>> begin

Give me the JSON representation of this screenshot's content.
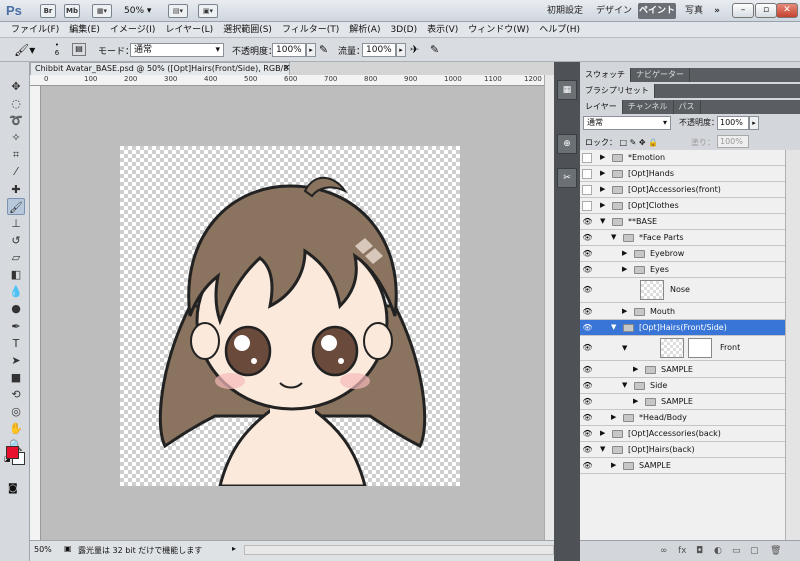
{
  "app": {
    "logo": "Ps",
    "title_icons": [
      "Br",
      "Mb"
    ],
    "zoom": "50%",
    "workspaces": [
      "初期設定",
      "デザイン",
      "ペイント",
      "写真"
    ],
    "active_workspace": "ペイント",
    "more": "»"
  },
  "menu": [
    "ファイル(F)",
    "編集(E)",
    "イメージ(I)",
    "レイヤー(L)",
    "選択範囲(S)",
    "フィルター(T)",
    "解析(A)",
    "3D(D)",
    "表示(V)",
    "ウィンドウ(W)",
    "ヘルプ(H)"
  ],
  "options": {
    "brush_size": "6",
    "mode_label": "モード：",
    "mode_value": "通常",
    "opacity_label": "不透明度：",
    "opacity_value": "100%",
    "flow_label": "流量：",
    "flow_value": "100%"
  },
  "document": {
    "tab_title": "Chibbit Avatar_BASE.psd @ 50% ([Opt]Hairs(Front/Side), RGB/8#) *",
    "ruler_labels": [
      "0",
      "100",
      "200",
      "300",
      "400",
      "500",
      "600",
      "700",
      "800",
      "900",
      "1000",
      "1100",
      "1200"
    ],
    "status_zoom": "50%",
    "status_message": "露光量は 32 bit だけで機能します"
  },
  "panels": {
    "top_tabs": [
      "スウォッチ",
      "ナビゲーター"
    ],
    "brush_tab": "ブラシプリセット",
    "layer_tabs": [
      "レイヤー",
      "チャンネル",
      "パス"
    ],
    "blend_mode": "通常",
    "opacity_label": "不透明度：",
    "opacity_value": "100%",
    "lock_label": "ロック：",
    "fill_label": "塗り：",
    "fill_value": "100%"
  },
  "layers": [
    {
      "name": "*Emotion",
      "indent": 0,
      "visible": false,
      "expanded": false
    },
    {
      "name": "[Opt]Hands",
      "indent": 0,
      "visible": false,
      "expanded": false
    },
    {
      "name": "[Opt]Accessories(front)",
      "indent": 0,
      "visible": false,
      "expanded": false
    },
    {
      "name": "[Opt]Clothes",
      "indent": 0,
      "visible": false,
      "expanded": false
    },
    {
      "name": "**BASE",
      "indent": 0,
      "visible": true,
      "expanded": true
    },
    {
      "name": "*Face Parts",
      "indent": 1,
      "visible": true,
      "expanded": true
    },
    {
      "name": "Eyebrow",
      "indent": 2,
      "visible": true,
      "expanded": false
    },
    {
      "name": "Eyes",
      "indent": 2,
      "visible": true,
      "expanded": false
    },
    {
      "name": "Nose",
      "indent": 2,
      "visible": true,
      "type": "thumb"
    },
    {
      "name": "Mouth",
      "indent": 2,
      "visible": true,
      "expanded": false
    },
    {
      "name": "[Opt]Hairs(Front/Side)",
      "indent": 1,
      "visible": true,
      "expanded": true,
      "selected": true
    },
    {
      "name": "Front",
      "indent": 2,
      "visible": true,
      "type": "mask"
    },
    {
      "name": "SAMPLE",
      "indent": 3,
      "visible": true,
      "expanded": false
    },
    {
      "name": "Side",
      "indent": 2,
      "visible": true,
      "expanded": true
    },
    {
      "name": "SAMPLE",
      "indent": 3,
      "visible": true,
      "expanded": false
    },
    {
      "name": "*Head/Body",
      "indent": 1,
      "visible": true,
      "expanded": false
    },
    {
      "name": "[Opt]Accessories(back)",
      "indent": 0,
      "visible": true,
      "expanded": false
    },
    {
      "name": "[Opt]Hairs(back)",
      "indent": 0,
      "visible": true,
      "expanded": true
    },
    {
      "name": "SAMPLE",
      "indent": 1,
      "visible": true,
      "expanded": false
    }
  ],
  "colors": {
    "foreground": "#e8102a",
    "background": "#ffffff",
    "selection": "#3875d7",
    "hair": "#8a735f",
    "skin": "#fbe9dc"
  }
}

>> end

• _WHAT YOU SHOULD DO_
Identify all lines in the records above with the word "Accessories".

• _ANSWER_
      "name": "[Opt]Accessories(front)",
      "name": "[Opt]Accessories(back)",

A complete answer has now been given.